(EXCERPTED RECORDS)
===============

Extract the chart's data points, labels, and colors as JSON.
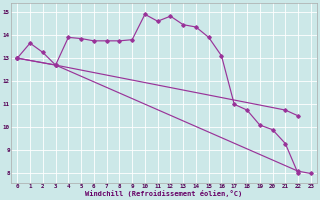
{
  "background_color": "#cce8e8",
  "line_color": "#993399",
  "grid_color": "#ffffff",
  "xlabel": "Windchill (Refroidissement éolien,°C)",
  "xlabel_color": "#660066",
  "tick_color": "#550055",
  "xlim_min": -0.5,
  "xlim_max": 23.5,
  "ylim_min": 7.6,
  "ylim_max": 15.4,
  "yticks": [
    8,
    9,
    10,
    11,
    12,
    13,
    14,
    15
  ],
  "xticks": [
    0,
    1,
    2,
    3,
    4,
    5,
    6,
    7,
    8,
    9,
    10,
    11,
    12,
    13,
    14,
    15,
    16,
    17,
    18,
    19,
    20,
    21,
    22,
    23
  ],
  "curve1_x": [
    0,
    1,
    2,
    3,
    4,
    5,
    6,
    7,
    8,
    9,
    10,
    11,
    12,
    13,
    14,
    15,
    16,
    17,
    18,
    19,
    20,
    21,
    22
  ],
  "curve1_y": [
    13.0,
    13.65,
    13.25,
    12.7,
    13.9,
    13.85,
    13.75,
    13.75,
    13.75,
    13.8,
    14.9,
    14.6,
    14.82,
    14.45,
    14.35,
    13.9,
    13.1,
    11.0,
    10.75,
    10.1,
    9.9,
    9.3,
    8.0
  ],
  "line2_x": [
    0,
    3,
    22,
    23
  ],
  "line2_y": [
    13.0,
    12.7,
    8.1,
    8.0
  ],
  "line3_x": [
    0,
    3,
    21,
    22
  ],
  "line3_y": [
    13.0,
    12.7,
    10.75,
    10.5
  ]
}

===============

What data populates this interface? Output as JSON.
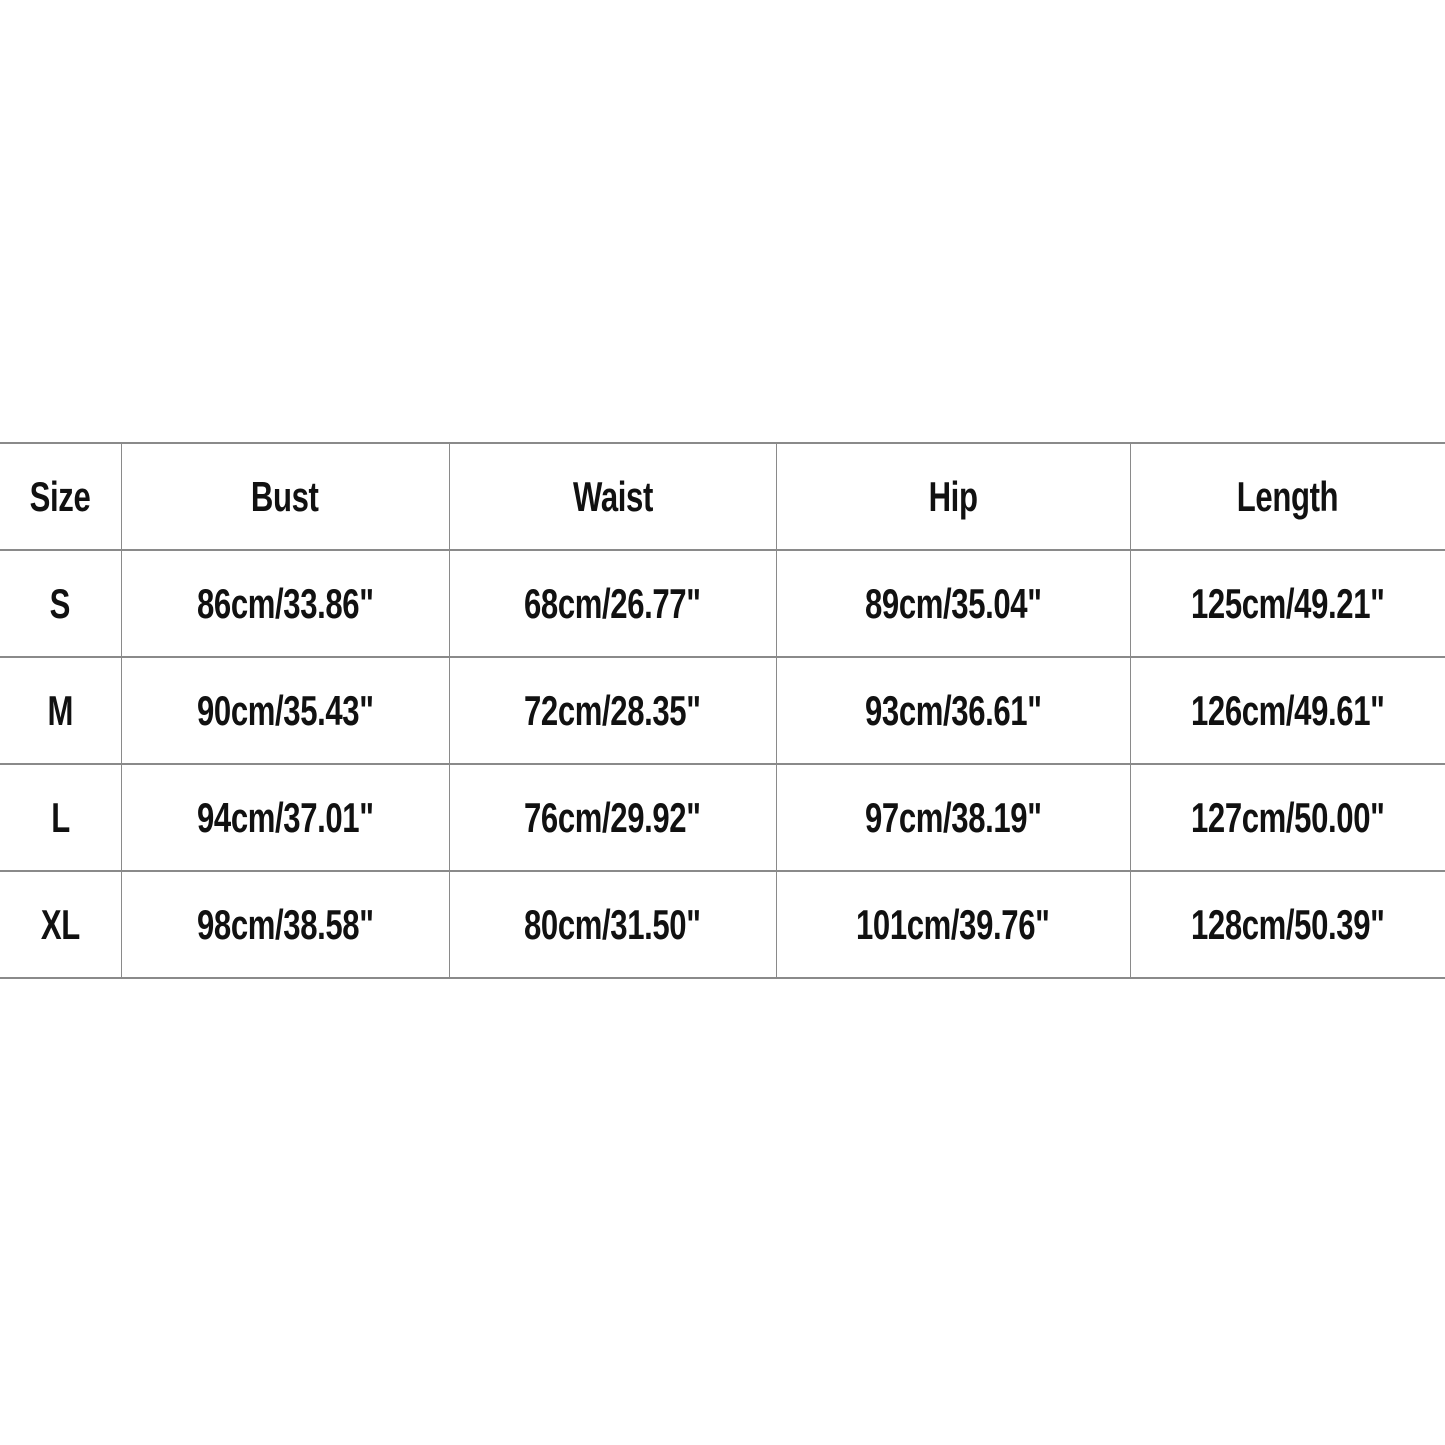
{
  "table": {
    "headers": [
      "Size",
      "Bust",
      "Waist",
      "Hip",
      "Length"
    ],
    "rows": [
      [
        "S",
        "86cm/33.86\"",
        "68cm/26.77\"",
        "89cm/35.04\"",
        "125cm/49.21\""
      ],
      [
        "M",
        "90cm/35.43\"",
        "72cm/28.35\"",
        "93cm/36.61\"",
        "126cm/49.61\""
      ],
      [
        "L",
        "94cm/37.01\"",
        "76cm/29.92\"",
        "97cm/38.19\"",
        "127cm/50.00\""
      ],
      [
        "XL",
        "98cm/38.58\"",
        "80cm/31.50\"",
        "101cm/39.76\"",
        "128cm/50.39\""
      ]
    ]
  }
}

===============

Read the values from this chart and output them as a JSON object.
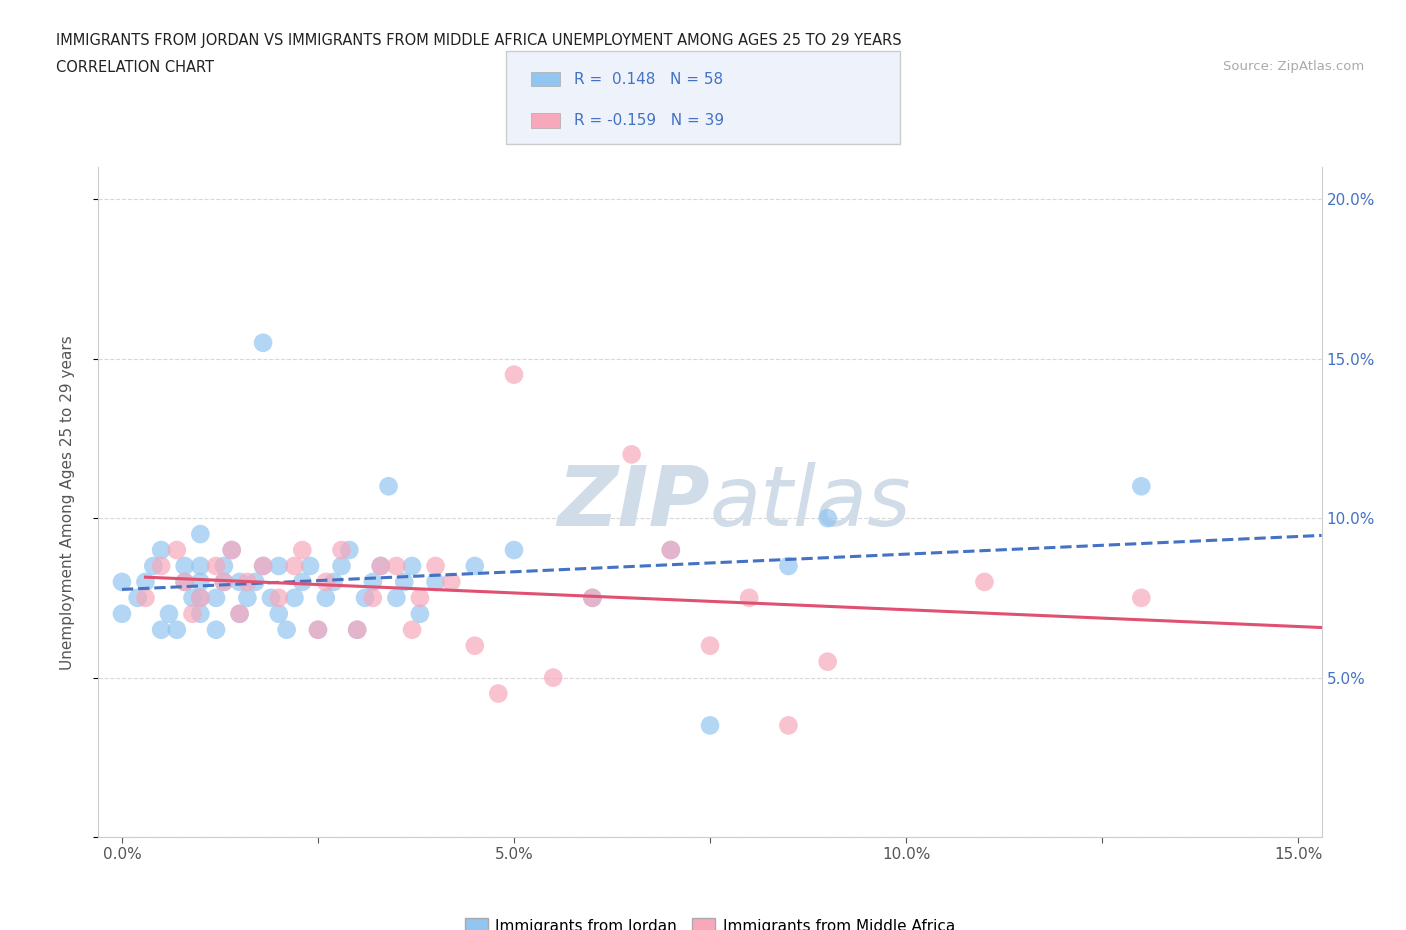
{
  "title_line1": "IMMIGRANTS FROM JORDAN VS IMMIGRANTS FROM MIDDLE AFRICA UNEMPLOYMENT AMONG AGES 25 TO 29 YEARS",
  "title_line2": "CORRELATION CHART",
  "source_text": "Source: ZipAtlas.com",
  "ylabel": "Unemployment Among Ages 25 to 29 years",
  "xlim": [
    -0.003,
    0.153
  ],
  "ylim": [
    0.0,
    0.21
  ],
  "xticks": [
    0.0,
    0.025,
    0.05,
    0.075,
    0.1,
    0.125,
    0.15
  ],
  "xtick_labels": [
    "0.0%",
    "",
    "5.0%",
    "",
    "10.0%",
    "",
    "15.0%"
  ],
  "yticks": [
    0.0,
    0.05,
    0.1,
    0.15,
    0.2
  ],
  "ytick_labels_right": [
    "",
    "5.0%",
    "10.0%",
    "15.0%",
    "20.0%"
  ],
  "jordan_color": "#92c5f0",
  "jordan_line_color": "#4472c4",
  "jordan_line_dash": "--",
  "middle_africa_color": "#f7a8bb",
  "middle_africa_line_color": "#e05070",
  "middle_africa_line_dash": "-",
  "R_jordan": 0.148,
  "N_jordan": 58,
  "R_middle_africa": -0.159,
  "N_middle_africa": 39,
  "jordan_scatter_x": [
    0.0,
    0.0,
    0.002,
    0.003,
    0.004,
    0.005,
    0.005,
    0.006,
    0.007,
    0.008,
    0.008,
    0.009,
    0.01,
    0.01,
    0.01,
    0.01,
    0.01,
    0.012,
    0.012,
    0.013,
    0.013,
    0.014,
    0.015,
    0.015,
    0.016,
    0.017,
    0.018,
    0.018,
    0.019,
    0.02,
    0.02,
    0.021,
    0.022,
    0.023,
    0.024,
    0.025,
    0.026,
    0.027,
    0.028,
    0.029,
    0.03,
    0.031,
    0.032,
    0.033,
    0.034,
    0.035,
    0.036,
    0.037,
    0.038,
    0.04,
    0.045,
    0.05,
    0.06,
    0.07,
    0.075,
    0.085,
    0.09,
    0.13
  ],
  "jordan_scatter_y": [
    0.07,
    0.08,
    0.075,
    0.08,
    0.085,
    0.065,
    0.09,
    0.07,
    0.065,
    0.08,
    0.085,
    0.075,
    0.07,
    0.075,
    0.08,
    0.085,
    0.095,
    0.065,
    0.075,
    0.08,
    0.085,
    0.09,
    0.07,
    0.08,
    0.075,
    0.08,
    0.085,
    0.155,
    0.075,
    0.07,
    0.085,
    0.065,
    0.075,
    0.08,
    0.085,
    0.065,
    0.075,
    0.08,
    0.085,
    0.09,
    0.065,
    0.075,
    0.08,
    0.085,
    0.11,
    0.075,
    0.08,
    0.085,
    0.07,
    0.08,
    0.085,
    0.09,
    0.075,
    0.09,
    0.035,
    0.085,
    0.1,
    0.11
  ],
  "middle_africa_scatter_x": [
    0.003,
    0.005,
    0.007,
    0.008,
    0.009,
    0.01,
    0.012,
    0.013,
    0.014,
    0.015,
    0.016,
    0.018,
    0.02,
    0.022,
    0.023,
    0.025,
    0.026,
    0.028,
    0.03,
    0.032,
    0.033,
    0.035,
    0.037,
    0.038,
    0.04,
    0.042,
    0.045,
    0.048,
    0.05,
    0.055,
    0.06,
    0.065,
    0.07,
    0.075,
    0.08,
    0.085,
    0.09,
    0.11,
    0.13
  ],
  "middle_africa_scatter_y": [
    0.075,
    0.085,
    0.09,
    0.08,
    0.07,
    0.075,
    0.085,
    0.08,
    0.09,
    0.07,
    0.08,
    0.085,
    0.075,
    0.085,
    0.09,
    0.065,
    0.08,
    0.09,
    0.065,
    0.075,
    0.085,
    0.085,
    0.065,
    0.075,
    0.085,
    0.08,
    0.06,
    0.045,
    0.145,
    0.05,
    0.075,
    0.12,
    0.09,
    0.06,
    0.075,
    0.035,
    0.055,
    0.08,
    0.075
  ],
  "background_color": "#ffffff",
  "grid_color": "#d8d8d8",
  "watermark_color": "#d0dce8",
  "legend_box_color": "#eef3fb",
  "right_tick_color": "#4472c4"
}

===============

(WRITTEN INSTRUCTION)
Scan the material above for the string "this" and return the lines that hold it.

(RESULT BELOW)
What data populates this interface? Output as JSON.
Read the values from this chart and output them as a JSON object.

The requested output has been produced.